■ **EXERCISE PROMPT**
Please print the full listing exactly.

■ **ENTRIES PROVIDED**
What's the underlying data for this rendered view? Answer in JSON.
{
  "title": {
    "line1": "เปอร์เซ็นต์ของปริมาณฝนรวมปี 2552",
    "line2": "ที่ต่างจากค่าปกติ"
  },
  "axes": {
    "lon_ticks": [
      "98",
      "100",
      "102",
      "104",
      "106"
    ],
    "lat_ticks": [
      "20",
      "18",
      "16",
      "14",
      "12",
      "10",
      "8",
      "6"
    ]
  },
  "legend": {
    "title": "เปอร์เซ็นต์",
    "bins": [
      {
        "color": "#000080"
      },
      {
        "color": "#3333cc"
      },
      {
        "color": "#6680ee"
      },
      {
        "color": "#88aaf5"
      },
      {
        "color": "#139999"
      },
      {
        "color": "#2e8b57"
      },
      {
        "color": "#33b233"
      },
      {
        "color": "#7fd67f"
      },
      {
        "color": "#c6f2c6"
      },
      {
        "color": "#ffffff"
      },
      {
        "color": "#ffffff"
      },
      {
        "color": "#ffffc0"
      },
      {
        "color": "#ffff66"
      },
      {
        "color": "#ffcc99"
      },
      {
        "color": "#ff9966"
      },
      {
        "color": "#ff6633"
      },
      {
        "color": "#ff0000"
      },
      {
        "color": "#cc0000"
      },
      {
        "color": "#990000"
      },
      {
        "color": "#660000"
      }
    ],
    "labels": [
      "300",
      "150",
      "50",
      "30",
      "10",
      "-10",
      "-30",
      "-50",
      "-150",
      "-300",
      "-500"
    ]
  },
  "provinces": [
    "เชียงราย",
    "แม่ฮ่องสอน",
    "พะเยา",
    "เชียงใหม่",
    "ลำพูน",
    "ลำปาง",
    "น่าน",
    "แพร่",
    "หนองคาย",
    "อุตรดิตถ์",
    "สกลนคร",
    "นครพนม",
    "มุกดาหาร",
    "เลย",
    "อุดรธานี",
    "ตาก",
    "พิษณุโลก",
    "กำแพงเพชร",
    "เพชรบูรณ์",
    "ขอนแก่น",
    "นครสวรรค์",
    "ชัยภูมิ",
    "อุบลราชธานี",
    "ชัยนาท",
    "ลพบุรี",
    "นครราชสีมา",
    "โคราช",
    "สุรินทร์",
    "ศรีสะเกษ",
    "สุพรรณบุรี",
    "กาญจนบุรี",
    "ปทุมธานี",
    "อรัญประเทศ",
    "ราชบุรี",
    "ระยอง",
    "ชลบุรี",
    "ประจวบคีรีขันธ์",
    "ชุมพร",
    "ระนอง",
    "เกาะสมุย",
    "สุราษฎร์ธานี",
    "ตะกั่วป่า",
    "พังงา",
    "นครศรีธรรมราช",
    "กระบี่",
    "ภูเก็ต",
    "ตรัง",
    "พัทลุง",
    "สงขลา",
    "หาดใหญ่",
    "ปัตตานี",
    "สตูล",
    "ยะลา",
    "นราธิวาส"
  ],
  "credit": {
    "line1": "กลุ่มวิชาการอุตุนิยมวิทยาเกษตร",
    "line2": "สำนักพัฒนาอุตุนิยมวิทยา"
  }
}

■ **FULL ANSWER**
What's the underlying data for this rendered view? Answer in JSON.
{
  "title": {
    "line1": "เปอร์เซ็นต์ของปริมาณฝนรวมปี 2552",
    "line2": "ที่ต่างจากค่าปกติ"
  },
  "axes": {
    "lon_ticks": [
      "98",
      "100",
      "102",
      "104",
      "106"
    ],
    "lat_ticks": [
      "20",
      "18",
      "16",
      "14",
      "12",
      "10",
      "8",
      "6"
    ]
  },
  "legend": {
    "title": "เปอร์เซ็นต์",
    "bins": [
      {
        "color": "#000080"
      },
      {
        "color": "#3333cc"
      },
      {
        "color": "#6680ee"
      },
      {
        "color": "#88aaf5"
      },
      {
        "color": "#139999"
      },
      {
        "color": "#2e8b57"
      },
      {
        "color": "#33b233"
      },
      {
        "color": "#7fd67f"
      },
      {
        "color": "#c6f2c6"
      },
      {
        "color": "#ffffff"
      },
      {
        "color": "#ffffff"
      },
      {
        "color": "#ffffc0"
      },
      {
        "color": "#ffff66"
      },
      {
        "color": "#ffcc99"
      },
      {
        "color": "#ff9966"
      },
      {
        "color": "#ff6633"
      },
      {
        "color": "#ff0000"
      },
      {
        "color": "#cc0000"
      },
      {
        "color": "#990000"
      },
      {
        "color": "#660000"
      }
    ],
    "labels": [
      "300",
      "150",
      "50",
      "30",
      "10",
      "-10",
      "-30",
      "-50",
      "-150",
      "-300",
      "-500"
    ]
  },
  "provinces": [
    "เชียงราย",
    "แม่ฮ่องสอน",
    "พะเยา",
    "เชียงใหม่",
    "ลำพูน",
    "ลำปาง",
    "น่าน",
    "แพร่",
    "หนองคาย",
    "อุตรดิตถ์",
    "สกลนคร",
    "นครพนม",
    "มุกดาหาร",
    "เลย",
    "อุดรธานี",
    "ตาก",
    "พิษณุโลก",
    "กำแพงเพชร",
    "เพชรบูรณ์",
    "ขอนแก่น",
    "นครสวรรค์",
    "ชัยภูมิ",
    "อุบลราชธานี",
    "ชัยนาท",
    "ลพบุรี",
    "นครราชสีมา",
    "โคราช",
    "สุรินทร์",
    "ศรีสะเกษ",
    "สุพรรณบุรี",
    "กาญจนบุรี",
    "ปทุมธานี",
    "อรัญประเทศ",
    "ราชบุรี",
    "ระยอง",
    "ชลบุรี",
    "ประจวบคีรีขันธ์",
    "ชุมพร",
    "ระนอง",
    "เกาะสมุย",
    "สุราษฎร์ธานี",
    "ตะกั่วป่า",
    "พังงา",
    "นครศรีธรรมราช",
    "กระบี่",
    "ภูเก็ต",
    "ตรัง",
    "พัทลุง",
    "สงขลา",
    "หาดใหญ่",
    "ปัตตานี",
    "สตูล",
    "ยะลา",
    "นราธิวาส"
  ],
  "credit": {
    "line1": "กลุ่มวิชาการอุตุนิยมวิทยาเกษตร",
    "line2": "สำนักพัฒนาอุตุนิยมวิทยา"
  }
}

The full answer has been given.